WRITTEN REQUEST = Do these statements agree with the Easter reflection below? 1. The writer has been watching CNN this week. 2. Unemployment in Greece is running at 27%. 3. The writer wants noise-canceling earphones. Answer yes or no for each, and quote the deciding words of the reflection.

PASSAGE SHOWN =
Sr. Shane Phelan, Companion of Mary the Apostle
Easter 4C - Sunday, April 21, 2013
Acts 9:36-43
Revelation 7:9-17
John 10:22-30
Icon of the Good Shepherd. From the web site of the Oratory of the Good Shepherd. |
I need someone to tell me that love continues, that life continues.
I’ve been listening to NPR and reading the New York Times. You might have been watching CNN. I’m grateful not to have a TV this week, because I’d be watching and listening to those voices.
I need to hear my shepherd’s voice.
I need to hear Peter tell me to get up and get back to work.
I need to join the throng before the throne, lifting my voice in response.
To do any of that, I have to fight my way through the other voices. You know those fancy noise-canceling earphones? I want those.
I think of being in an airplane. You get earphones, and you can listen to music or movies, but you never really get rid of the sounds around you in the plane. To do that, to really enter the world of the music and the film, you need special earphones.
I want those.
This week has been unusually horrific for those of us who live in normally quiet places, places with housing and food and some sort of safety. But what we are facing with shock is other people’s everyday life. In Iraq, in Afghanistan, in some neighborhoods in Chicago, people are shot or blown up every day. In Greece, where unemployment is running at 27%, many people are too hungry to study or to work. In places where women are expected to stay hidden, many run the risk of rape or attack just to go to school or work. So this week I grieve for Boston and for West, Texas, but I also grieve for all those places where violence and loss and oppression are normal.
I need to hear my shepherd’s voice.

Coordinate annotation entries
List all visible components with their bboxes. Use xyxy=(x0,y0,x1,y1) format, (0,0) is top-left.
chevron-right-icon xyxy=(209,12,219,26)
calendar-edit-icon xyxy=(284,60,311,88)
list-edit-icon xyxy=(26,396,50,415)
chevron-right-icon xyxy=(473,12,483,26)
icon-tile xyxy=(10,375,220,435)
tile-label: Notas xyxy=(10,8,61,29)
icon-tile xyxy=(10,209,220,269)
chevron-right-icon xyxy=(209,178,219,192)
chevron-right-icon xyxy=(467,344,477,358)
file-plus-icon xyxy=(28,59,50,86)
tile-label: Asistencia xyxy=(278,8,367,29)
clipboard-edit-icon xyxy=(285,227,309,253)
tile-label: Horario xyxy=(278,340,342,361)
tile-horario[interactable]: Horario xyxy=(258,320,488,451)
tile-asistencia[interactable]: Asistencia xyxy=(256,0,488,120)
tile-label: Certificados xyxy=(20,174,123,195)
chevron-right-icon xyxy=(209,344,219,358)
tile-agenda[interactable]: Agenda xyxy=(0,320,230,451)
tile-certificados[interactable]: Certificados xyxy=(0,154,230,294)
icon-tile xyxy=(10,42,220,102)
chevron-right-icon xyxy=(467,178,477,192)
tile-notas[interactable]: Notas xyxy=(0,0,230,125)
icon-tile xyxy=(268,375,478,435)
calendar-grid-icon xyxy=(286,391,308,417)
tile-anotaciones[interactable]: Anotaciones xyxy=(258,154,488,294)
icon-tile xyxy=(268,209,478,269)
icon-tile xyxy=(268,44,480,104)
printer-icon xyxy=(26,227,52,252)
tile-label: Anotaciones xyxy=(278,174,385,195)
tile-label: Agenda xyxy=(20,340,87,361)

FINISHED TASK =
1. No: "I’m grateful not to have a TV this week"
2. Yes: "In Greece, where unemployment is running at 27%"
3. Yes: "You know those fancy noise-canceling earphones? I want those."